*AUSGEWÄHLTER AUSZUG*.
========================

Steinringe
Steinringe auf Spitzbergen. ©Willi Müller
Polygone
Frostmusterboden mit Polygonen auf Spitzbergen. ©Willi Müller

Unter Frostmusterböden oder Strukturböden versteht man auffallende Formen im Bereich der Oberfläche vor allem arktischer Böden mit mehr oder weniger regelmäßigen Strukturen. Das können zum Beispiel Steinringe, Polygone aus Bodenskelett (Steine, Grus) oder Steinstreifen am Hang sein. Typisch für diese Oberflächenformen ist eine Sortierung des Bodenmaterials in grobe und feine Fraktionen. Frostmusterböden entstehen durch Vorgänge der Kryoturbation (von griechisch kryos = Frost und lateinisch turbare = umherwirbeln, gemeint ist die Durchmischung des Untergrundes durch Gefrieren und Wiederauftauen) und sind charakteristisch für Regionen mit Perma- oder Dauerfrostböden (WRB Cryosols). Dazu zählen insbesondere die polaren und subpolaren Tundrengebiete (Periglazial) nördlich der 10 Grad Celsius-Juli-Isotherme (= Arktis). Auch in Hochgebirgen wie den Alpen können Frostmusterböden infolge des Auftauens und Wiedergefrierens des Untergrundes angetroffen werden. So etwa beispielhaft in der alpinen Höhenstufe auf dem Plateau des Fil de Cassons (2694 m), einem Gipfel in den Glarner Alpen (Kanton Graubünden, Schweiz). Bodeneis bewirkt auch andere Phänomene wie Eiskeilnetze, Thufure, Pingos und Solifluktionsloben.

========================

[Ein Datenblock]
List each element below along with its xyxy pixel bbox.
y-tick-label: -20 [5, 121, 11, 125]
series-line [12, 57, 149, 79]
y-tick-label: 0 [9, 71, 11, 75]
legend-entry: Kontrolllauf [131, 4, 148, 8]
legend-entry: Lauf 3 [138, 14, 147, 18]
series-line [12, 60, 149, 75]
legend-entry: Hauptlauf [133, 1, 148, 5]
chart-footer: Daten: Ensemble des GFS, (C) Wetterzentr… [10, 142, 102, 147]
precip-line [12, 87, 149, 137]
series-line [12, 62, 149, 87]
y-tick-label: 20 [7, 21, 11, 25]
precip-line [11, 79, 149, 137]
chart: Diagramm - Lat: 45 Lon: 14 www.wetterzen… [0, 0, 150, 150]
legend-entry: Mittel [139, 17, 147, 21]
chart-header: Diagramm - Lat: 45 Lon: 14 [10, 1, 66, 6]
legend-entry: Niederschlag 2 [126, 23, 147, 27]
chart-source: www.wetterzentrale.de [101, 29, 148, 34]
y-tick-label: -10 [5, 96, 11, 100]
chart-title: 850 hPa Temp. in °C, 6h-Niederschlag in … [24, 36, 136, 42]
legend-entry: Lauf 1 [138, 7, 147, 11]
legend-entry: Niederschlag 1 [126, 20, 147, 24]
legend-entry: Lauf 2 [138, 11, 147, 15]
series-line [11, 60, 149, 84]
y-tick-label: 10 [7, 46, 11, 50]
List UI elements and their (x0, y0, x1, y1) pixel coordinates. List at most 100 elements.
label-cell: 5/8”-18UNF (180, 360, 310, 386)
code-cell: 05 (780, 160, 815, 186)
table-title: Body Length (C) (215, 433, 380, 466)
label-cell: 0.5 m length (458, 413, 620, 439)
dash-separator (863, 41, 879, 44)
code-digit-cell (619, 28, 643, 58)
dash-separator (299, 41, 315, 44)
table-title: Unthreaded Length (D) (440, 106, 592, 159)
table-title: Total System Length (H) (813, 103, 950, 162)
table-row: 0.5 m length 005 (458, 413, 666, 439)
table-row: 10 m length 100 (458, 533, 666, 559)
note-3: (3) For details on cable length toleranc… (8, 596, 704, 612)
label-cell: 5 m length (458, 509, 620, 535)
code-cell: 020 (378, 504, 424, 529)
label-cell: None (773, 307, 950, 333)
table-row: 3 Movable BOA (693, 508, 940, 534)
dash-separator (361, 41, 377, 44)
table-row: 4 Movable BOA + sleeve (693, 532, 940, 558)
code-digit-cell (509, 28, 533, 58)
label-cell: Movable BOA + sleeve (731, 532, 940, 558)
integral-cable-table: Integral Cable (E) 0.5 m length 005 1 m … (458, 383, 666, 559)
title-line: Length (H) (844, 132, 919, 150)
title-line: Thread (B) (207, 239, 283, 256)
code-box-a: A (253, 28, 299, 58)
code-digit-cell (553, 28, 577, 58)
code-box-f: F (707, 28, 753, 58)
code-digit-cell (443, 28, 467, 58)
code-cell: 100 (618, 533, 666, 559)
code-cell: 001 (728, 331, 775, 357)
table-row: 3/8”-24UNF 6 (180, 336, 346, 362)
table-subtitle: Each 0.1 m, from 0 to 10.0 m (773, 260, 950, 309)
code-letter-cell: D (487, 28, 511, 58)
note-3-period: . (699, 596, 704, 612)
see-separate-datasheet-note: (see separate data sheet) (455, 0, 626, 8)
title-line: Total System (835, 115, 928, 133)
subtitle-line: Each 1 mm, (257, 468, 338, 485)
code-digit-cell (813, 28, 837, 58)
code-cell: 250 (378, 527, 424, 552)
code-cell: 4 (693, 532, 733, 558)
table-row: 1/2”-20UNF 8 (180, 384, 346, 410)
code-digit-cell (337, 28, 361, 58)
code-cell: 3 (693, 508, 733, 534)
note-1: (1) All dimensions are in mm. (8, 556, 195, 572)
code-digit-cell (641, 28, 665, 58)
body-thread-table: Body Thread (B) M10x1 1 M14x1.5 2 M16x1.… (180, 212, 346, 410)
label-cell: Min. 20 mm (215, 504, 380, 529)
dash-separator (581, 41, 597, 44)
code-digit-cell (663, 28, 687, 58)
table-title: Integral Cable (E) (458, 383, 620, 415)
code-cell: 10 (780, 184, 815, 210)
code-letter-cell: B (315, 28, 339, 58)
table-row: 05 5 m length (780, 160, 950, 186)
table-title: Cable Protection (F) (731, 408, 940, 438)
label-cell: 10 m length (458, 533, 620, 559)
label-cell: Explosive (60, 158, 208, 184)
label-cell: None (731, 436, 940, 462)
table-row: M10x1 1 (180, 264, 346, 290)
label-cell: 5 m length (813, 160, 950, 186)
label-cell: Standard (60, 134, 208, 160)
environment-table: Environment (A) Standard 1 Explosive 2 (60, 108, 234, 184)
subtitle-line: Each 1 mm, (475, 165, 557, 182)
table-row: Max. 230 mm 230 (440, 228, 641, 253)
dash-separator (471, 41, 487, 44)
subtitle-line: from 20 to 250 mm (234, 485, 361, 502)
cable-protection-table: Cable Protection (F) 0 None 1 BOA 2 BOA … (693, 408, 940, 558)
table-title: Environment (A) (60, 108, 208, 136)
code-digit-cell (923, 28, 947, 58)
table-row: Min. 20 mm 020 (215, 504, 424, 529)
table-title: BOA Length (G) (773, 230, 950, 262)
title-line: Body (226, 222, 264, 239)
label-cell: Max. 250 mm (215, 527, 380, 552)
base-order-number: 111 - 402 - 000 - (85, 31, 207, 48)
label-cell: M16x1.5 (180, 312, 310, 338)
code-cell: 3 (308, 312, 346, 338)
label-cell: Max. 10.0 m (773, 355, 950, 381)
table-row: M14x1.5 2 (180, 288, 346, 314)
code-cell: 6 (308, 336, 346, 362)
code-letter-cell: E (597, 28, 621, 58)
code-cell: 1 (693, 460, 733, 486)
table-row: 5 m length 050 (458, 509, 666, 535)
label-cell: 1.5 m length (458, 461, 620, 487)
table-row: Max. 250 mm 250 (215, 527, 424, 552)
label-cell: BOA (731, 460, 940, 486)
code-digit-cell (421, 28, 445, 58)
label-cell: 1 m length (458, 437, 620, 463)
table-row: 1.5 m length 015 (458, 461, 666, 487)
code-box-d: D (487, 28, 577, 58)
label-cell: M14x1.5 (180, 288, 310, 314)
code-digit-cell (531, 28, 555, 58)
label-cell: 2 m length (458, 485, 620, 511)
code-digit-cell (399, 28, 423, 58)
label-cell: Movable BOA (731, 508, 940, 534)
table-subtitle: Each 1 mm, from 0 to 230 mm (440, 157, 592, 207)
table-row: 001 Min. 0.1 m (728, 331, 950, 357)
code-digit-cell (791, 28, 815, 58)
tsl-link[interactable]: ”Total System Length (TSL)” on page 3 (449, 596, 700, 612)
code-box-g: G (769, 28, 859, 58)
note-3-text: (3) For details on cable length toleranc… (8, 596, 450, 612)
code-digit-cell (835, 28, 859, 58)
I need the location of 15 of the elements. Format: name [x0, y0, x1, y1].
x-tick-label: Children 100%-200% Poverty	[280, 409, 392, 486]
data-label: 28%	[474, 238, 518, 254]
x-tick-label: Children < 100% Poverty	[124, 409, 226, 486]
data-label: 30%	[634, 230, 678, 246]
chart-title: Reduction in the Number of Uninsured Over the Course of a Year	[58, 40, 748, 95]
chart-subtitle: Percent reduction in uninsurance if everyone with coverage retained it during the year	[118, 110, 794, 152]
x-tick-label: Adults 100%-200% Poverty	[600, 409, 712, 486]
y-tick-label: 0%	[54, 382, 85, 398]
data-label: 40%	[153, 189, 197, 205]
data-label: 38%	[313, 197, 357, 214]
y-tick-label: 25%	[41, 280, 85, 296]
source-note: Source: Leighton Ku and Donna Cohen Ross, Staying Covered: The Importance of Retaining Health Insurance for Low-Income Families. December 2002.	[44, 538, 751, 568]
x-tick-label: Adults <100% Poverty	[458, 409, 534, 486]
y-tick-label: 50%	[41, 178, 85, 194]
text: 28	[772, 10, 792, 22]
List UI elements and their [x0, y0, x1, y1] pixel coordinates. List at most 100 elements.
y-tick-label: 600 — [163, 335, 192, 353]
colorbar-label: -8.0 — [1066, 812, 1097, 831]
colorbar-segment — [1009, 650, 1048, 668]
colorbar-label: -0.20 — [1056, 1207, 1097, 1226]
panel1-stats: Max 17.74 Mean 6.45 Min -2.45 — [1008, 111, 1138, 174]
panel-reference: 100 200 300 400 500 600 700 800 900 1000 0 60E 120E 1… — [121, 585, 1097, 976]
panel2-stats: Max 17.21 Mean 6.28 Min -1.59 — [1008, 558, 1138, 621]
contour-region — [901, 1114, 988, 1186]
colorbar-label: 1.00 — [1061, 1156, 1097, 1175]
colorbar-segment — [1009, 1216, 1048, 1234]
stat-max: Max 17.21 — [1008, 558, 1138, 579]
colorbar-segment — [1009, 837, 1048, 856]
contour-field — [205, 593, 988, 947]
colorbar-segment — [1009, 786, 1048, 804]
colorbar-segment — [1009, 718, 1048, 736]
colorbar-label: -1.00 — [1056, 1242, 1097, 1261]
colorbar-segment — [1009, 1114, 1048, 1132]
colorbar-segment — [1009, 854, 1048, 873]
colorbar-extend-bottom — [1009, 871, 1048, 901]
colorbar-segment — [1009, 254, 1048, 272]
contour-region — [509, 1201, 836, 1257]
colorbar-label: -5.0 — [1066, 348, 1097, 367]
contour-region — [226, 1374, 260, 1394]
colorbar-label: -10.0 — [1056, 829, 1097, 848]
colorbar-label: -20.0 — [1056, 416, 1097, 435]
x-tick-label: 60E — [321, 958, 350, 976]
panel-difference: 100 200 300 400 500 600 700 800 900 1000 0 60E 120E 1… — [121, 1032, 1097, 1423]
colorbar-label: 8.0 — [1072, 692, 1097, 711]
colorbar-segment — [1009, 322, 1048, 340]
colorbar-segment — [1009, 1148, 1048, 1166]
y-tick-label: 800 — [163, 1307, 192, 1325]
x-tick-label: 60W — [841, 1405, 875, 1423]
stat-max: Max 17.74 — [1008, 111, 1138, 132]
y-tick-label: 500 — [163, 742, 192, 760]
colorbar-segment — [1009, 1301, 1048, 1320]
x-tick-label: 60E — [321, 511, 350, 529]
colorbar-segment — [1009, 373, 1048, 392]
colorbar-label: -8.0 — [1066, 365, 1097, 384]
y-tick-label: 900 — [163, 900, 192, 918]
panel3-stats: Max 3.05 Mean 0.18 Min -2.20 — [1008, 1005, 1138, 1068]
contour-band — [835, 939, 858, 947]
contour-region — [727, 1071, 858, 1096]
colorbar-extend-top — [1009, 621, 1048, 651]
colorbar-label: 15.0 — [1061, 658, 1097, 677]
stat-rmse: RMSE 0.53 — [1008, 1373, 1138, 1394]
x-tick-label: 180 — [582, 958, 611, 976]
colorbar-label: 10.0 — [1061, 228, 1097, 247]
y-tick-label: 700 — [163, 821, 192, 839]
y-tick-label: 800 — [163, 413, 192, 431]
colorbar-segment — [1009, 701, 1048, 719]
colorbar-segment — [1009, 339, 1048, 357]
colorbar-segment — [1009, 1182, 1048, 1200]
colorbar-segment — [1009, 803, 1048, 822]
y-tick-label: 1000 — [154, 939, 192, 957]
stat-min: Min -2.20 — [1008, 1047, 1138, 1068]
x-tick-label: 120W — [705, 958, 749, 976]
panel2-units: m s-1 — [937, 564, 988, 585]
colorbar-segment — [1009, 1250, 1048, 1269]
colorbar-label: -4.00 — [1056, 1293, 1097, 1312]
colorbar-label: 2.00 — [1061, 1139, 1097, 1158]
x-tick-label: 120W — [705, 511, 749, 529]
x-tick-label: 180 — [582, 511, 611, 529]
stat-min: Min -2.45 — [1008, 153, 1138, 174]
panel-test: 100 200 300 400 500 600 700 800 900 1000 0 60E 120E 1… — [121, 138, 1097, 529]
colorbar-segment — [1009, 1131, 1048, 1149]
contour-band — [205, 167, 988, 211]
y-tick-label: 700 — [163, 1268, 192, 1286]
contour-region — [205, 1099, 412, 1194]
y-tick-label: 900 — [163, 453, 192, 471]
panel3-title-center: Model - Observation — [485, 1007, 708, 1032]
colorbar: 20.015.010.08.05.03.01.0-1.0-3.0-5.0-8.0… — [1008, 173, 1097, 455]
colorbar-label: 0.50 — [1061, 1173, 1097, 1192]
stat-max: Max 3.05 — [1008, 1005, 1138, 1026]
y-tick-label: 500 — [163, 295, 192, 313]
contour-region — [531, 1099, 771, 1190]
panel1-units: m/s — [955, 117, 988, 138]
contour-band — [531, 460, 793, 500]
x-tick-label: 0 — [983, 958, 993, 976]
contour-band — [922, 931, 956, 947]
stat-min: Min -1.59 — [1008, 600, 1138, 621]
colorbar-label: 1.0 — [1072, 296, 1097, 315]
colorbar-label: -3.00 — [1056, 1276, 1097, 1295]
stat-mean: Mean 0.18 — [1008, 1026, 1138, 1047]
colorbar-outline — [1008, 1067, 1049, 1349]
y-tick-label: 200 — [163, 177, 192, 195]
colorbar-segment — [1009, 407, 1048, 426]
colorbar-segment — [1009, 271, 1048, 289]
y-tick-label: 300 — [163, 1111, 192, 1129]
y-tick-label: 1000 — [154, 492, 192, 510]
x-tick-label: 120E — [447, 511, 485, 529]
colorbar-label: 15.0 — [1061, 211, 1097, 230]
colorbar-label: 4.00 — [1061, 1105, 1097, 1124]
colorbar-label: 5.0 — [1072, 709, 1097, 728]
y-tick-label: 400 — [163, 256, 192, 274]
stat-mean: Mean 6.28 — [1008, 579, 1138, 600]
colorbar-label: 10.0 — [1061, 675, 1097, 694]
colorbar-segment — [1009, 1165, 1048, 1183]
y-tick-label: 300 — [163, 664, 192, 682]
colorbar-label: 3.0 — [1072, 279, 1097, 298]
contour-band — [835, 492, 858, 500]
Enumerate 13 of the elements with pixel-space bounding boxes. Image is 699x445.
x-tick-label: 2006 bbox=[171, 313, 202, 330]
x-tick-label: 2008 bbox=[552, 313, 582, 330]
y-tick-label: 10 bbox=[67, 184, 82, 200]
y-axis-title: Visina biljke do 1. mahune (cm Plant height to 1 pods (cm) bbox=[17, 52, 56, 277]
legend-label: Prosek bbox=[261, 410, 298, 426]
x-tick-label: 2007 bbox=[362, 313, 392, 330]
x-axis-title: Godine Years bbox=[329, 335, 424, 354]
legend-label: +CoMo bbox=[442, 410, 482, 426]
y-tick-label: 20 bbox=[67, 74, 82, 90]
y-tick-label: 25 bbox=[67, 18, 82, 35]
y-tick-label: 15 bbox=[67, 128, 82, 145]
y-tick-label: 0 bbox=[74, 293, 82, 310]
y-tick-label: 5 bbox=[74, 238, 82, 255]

========================

*ARBEITSAUFTRAG*. Fassen Sie im Text über Frostmusterböden den Absatz, der mit „Unter Frostmusterböden oder Strukturböden“ beginnt, als knappe Stichpunktliste zusammen und behalten Sie dabei seine wesentlichen Fakten bei.

*ANTWORT NACHSTEHEND*.
- Frostmusterböden oder Strukturböden sind auffallende, mehr oder weniger regelmäßige Formen an der Oberfläche vor allem arktischer Böden.
- Beispiele sind Steinringe, Polygone aus Bodenskelett (Steine, Grus) und Steinstreifen am Hang.
- Typisch ist die Sortierung des Bodenmaterials in grobe und feine Fraktionen.
- Sie entstehen durch Kryoturbation, die Durchmischung des Untergrundes durch Gefrieren und Wiederauftauen.
- Sie sind charakteristisch für Regionen mit Perma- oder Dauerfrostböden (WRB Cryosols), insbesondere für polare und subpolare Tundrengebiete (Periglazial) nördlich der 10-Grad-Celsius-Juli-Isotherme (Arktis).
- Sie kommen auch in Hochgebirgen wie den Alpen vor, etwa auf dem Plateau des Fil de Cassons (2694 m) in den Glarner Alpen (Kanton Graubünden, Schweiz).
- Bodeneis bewirkt außerdem Eiskeilnetze, Thufure, Pingos und Solifluktionsloben.